▶ **What to work on**: Select from the records below every line that has the word "content" in it.

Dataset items

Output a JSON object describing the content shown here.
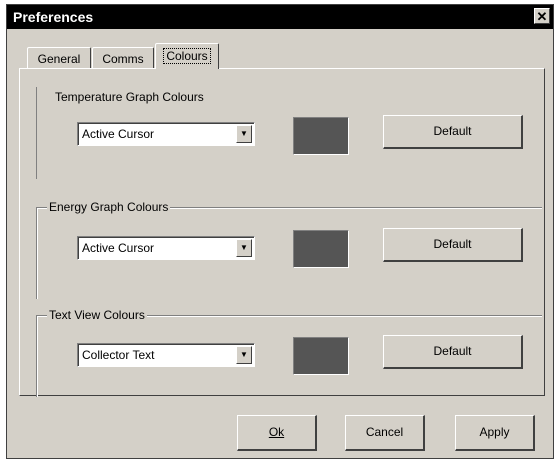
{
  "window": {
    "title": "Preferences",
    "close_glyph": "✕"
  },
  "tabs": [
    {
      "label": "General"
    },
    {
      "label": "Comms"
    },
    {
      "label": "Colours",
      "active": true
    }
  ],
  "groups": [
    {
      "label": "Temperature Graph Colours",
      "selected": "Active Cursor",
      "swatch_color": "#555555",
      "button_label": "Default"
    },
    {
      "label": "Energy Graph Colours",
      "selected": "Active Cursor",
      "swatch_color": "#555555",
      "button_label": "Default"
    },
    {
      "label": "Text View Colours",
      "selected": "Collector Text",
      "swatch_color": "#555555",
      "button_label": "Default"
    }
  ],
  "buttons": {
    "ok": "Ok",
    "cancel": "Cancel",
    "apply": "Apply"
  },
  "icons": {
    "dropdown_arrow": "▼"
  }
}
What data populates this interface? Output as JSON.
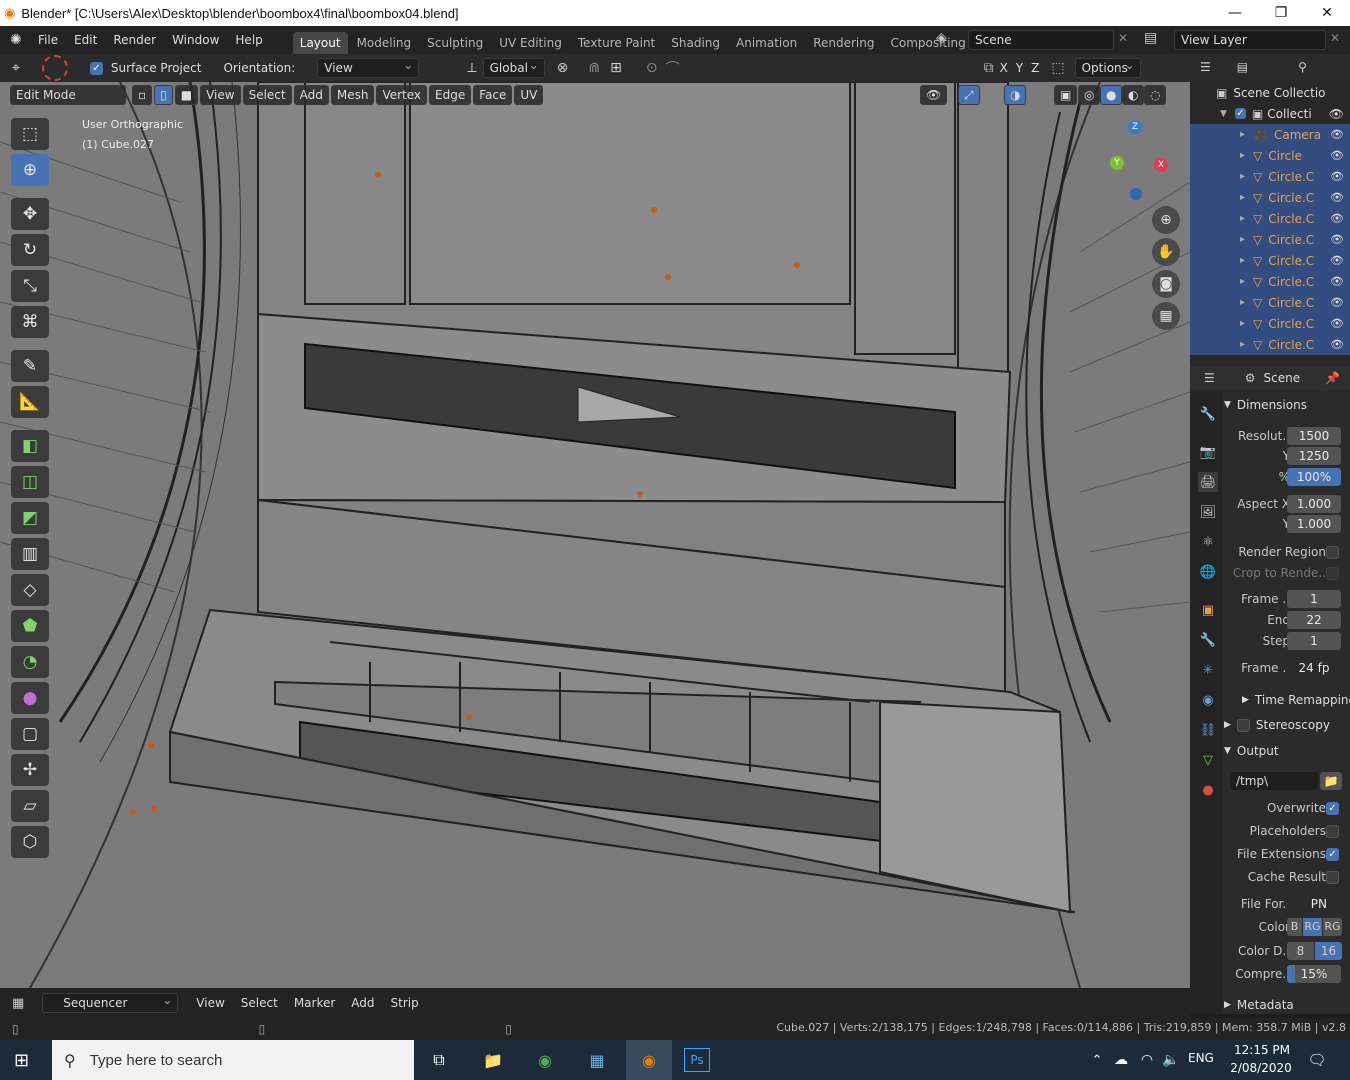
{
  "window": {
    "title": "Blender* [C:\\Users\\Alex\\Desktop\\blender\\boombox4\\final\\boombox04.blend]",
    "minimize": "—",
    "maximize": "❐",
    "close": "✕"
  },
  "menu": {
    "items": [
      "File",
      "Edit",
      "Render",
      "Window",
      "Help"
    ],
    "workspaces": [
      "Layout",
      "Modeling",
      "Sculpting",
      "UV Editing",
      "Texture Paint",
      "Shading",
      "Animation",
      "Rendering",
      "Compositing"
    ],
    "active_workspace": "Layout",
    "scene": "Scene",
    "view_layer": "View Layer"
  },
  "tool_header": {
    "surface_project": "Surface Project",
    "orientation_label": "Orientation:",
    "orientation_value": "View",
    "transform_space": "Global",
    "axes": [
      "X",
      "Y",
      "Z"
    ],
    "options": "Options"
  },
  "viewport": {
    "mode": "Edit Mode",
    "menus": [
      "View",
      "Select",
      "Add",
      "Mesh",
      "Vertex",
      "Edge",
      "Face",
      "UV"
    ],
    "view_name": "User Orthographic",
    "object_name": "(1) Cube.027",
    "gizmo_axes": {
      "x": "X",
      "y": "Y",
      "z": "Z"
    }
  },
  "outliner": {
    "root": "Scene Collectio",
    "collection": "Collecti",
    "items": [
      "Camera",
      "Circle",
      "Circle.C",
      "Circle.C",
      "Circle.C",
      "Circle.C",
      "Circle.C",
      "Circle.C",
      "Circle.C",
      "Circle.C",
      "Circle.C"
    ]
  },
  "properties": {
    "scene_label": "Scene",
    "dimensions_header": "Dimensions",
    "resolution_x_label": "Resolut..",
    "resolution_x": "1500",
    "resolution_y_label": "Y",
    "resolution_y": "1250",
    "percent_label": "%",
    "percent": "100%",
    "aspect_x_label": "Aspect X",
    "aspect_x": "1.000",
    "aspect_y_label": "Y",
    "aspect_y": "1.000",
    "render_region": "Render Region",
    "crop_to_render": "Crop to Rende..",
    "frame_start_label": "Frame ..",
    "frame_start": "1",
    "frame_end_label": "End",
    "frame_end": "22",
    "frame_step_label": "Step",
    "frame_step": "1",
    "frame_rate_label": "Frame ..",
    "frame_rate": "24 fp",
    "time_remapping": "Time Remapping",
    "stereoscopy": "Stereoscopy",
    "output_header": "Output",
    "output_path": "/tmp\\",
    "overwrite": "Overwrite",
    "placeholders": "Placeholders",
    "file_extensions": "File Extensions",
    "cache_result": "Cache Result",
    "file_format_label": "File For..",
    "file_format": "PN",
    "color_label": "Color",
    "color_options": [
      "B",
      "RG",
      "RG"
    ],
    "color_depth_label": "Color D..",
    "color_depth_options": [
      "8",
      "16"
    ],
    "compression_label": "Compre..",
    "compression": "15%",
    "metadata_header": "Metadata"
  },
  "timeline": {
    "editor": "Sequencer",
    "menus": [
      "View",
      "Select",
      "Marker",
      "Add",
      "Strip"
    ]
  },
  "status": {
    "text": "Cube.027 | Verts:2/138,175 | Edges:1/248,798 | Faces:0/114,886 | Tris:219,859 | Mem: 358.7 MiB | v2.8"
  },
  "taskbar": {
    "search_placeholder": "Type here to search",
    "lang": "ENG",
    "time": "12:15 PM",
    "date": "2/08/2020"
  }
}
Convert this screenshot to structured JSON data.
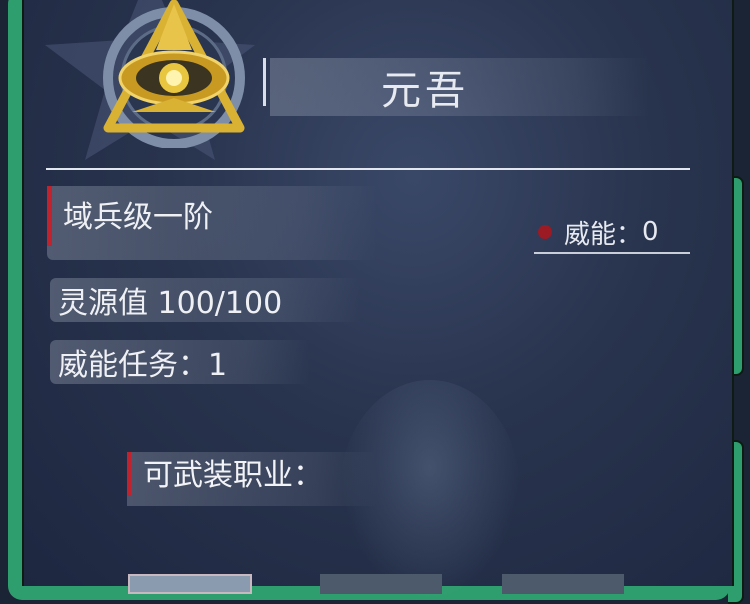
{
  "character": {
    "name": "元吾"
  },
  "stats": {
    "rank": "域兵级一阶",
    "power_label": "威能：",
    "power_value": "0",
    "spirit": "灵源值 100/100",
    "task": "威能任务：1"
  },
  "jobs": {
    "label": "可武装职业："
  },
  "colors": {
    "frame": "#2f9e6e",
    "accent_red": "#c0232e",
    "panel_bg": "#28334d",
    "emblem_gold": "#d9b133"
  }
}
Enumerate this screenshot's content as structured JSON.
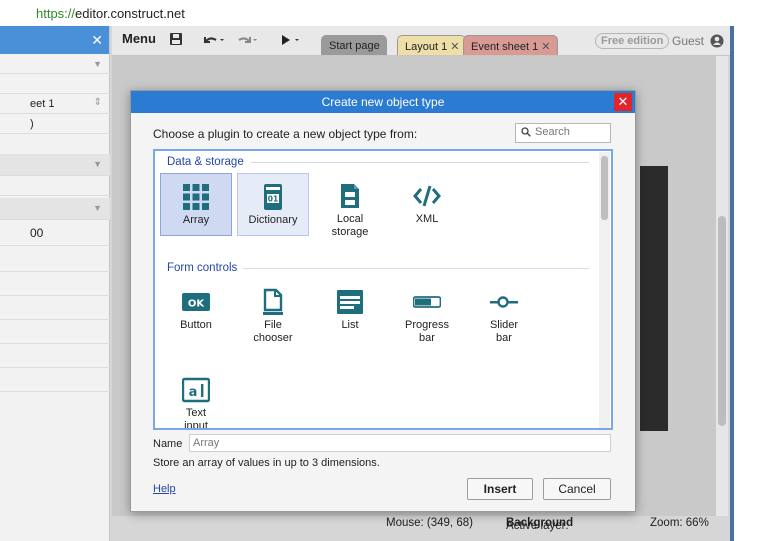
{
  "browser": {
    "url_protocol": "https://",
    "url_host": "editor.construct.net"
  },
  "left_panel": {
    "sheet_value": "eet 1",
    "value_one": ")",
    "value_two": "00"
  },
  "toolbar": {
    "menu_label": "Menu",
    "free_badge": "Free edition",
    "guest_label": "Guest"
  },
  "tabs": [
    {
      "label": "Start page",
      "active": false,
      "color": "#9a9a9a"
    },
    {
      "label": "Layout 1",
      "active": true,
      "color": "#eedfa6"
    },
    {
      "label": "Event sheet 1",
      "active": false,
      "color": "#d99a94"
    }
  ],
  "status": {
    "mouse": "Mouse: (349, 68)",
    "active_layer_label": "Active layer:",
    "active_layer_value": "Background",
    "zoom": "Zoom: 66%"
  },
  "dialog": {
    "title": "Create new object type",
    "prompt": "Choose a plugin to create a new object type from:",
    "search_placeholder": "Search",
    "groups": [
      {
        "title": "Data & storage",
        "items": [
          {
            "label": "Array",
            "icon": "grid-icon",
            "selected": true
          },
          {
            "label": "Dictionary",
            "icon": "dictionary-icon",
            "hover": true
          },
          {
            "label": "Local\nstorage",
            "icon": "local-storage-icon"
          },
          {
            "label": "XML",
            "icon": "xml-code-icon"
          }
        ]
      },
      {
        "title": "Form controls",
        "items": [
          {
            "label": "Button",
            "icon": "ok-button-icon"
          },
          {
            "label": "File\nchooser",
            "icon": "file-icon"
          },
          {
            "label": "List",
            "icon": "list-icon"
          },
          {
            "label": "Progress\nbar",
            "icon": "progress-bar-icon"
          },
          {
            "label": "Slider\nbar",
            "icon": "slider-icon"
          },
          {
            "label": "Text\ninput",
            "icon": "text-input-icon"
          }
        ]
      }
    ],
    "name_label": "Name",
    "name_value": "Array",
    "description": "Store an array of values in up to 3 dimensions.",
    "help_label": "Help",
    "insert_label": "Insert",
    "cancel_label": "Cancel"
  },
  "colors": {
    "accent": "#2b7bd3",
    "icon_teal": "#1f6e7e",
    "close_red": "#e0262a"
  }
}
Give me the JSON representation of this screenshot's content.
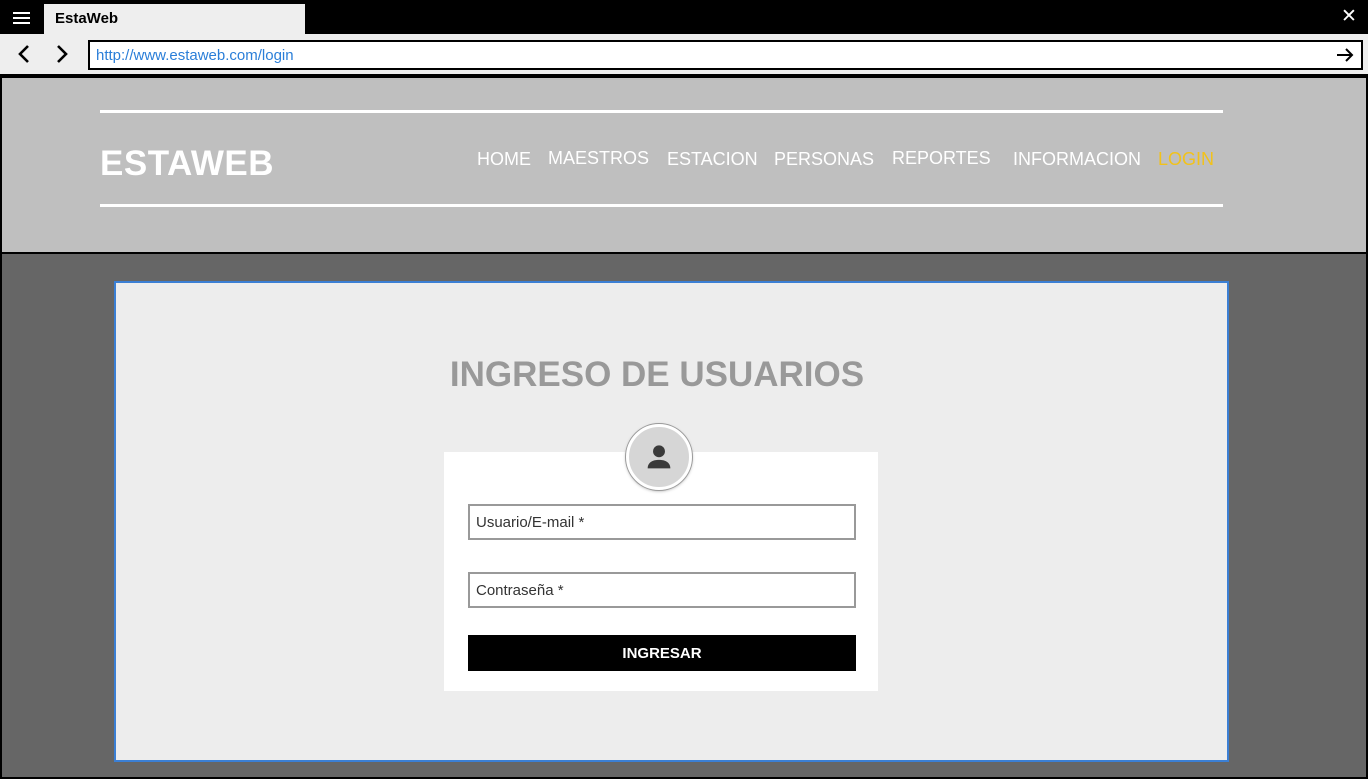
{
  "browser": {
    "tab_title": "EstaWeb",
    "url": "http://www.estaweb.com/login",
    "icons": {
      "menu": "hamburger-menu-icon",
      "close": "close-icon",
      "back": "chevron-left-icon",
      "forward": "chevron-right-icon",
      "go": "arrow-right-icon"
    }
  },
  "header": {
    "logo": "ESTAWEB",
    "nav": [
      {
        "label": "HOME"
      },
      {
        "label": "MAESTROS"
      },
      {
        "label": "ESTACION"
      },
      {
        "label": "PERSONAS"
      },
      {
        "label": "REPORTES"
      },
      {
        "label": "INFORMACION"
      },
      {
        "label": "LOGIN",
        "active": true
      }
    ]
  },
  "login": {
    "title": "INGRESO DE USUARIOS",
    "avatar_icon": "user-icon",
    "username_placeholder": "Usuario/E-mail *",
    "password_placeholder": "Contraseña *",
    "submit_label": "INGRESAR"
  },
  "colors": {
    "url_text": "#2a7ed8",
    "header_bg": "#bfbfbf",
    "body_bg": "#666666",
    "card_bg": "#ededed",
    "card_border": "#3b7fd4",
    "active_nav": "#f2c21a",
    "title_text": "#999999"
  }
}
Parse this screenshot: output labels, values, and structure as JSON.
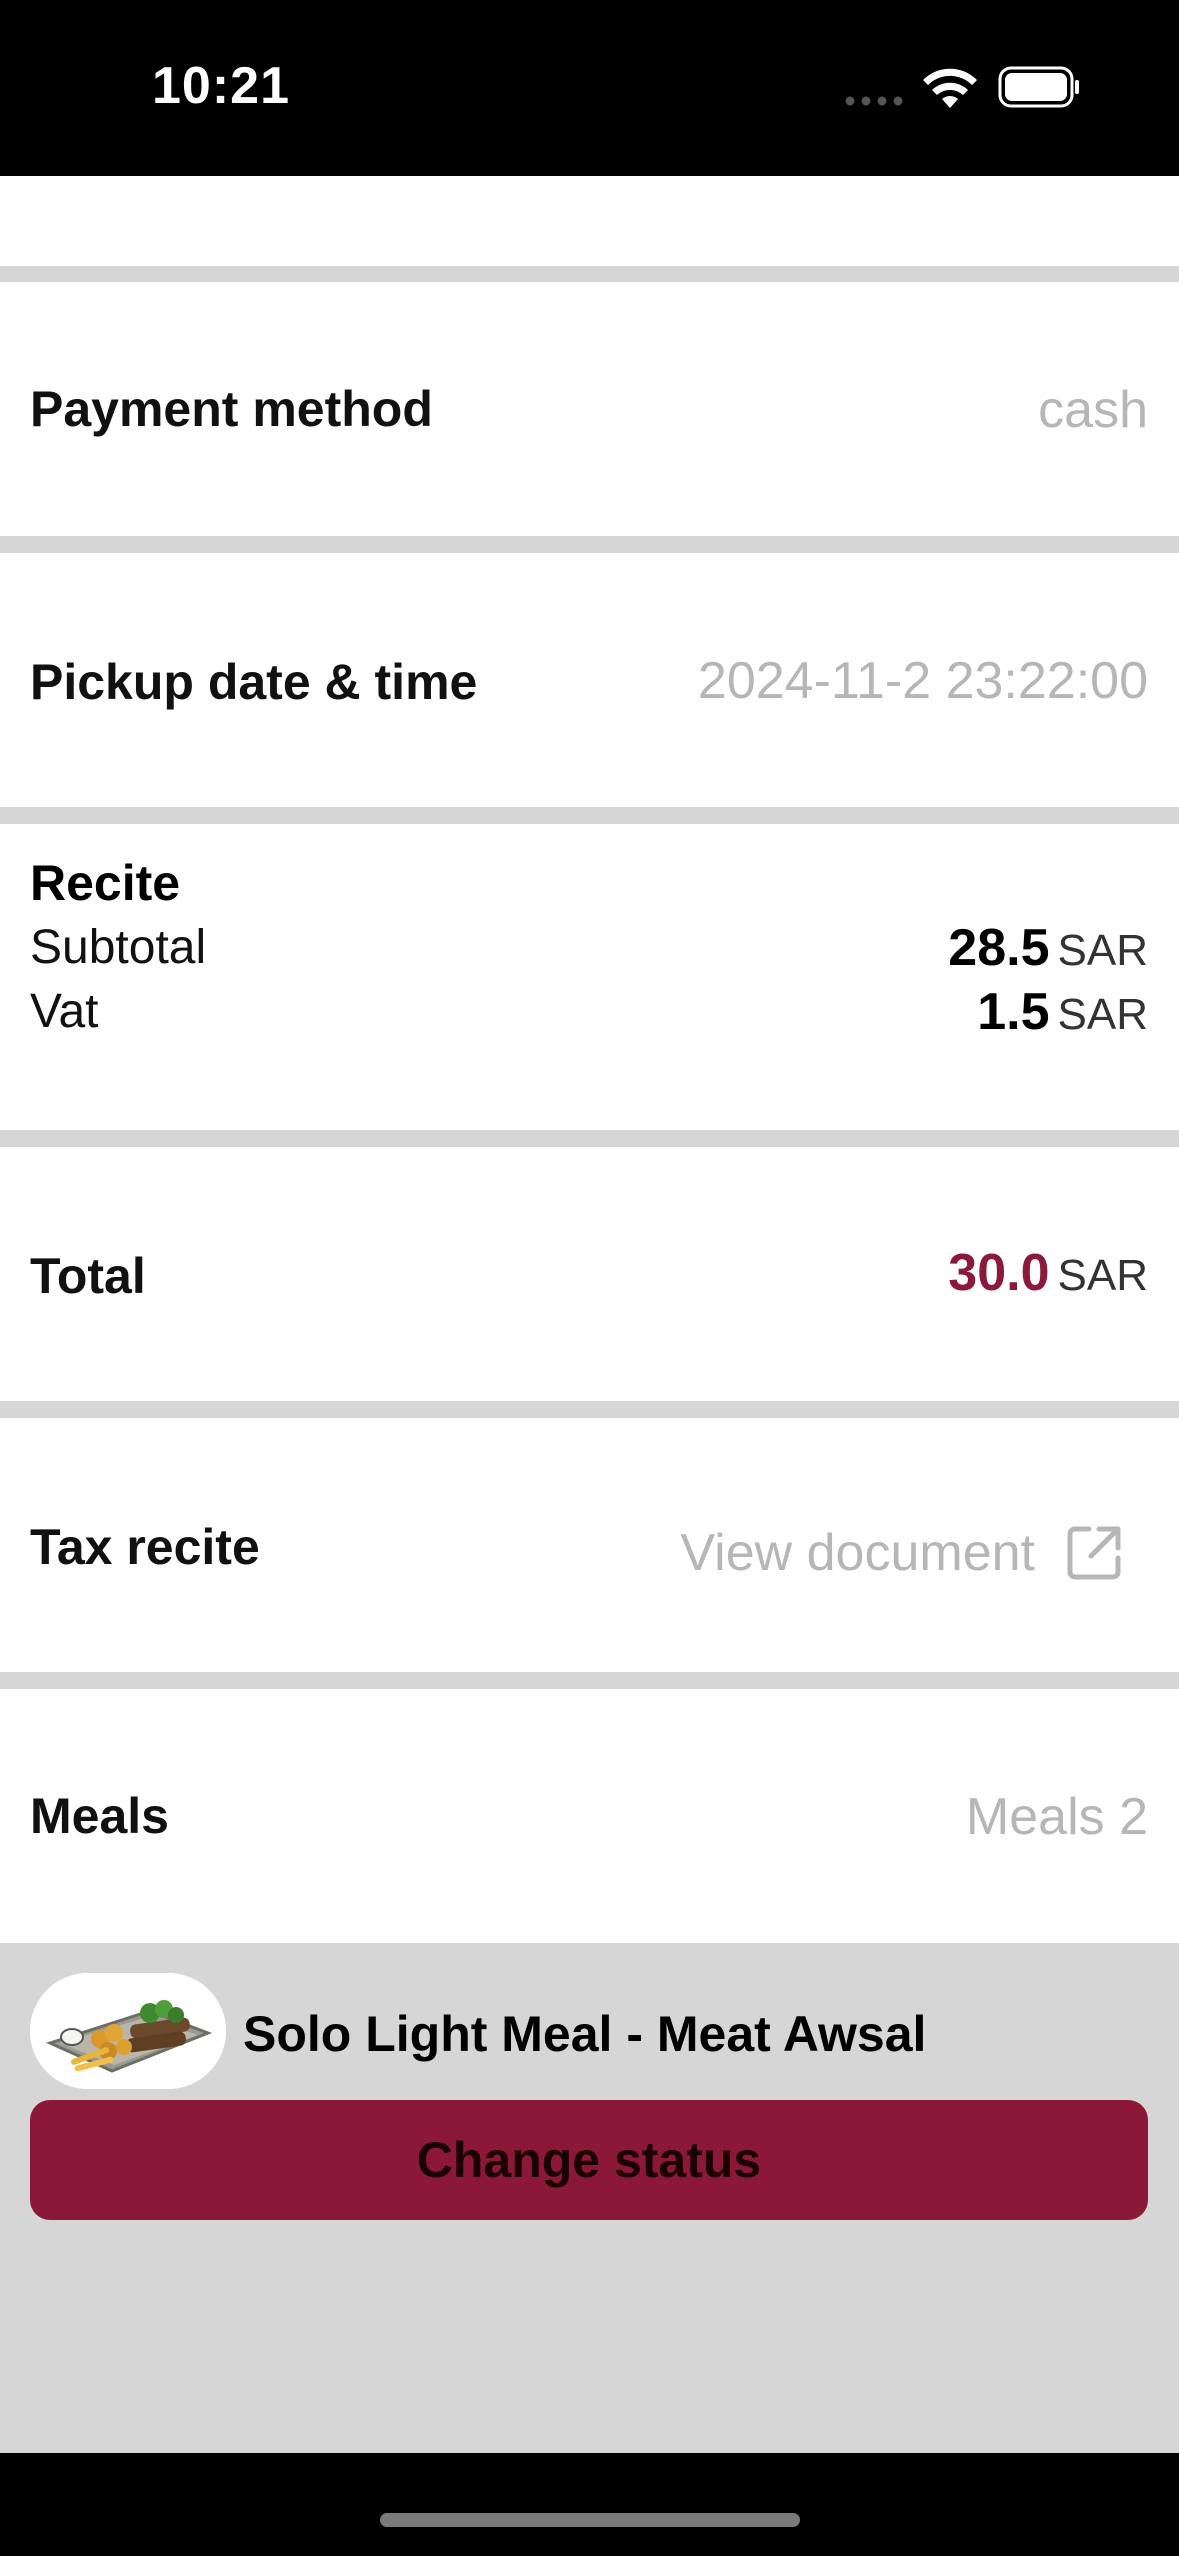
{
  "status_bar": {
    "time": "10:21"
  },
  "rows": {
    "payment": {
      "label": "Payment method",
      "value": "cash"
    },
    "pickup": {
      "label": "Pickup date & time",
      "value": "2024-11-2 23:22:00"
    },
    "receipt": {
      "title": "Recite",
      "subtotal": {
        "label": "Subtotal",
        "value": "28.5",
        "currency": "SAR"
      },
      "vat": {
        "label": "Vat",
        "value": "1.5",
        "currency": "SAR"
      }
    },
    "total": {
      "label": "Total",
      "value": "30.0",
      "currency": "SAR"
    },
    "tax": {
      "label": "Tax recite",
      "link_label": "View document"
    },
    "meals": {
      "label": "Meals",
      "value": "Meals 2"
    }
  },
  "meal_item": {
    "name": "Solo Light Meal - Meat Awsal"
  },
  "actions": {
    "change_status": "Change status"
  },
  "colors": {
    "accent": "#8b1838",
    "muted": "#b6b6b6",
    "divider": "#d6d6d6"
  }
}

▶ **Response to this exercise**:
Output a JSON object describing the content shown here.
Enumerate this screenshot's content as structured JSON.
Give me the JSON representation of this screenshot's content.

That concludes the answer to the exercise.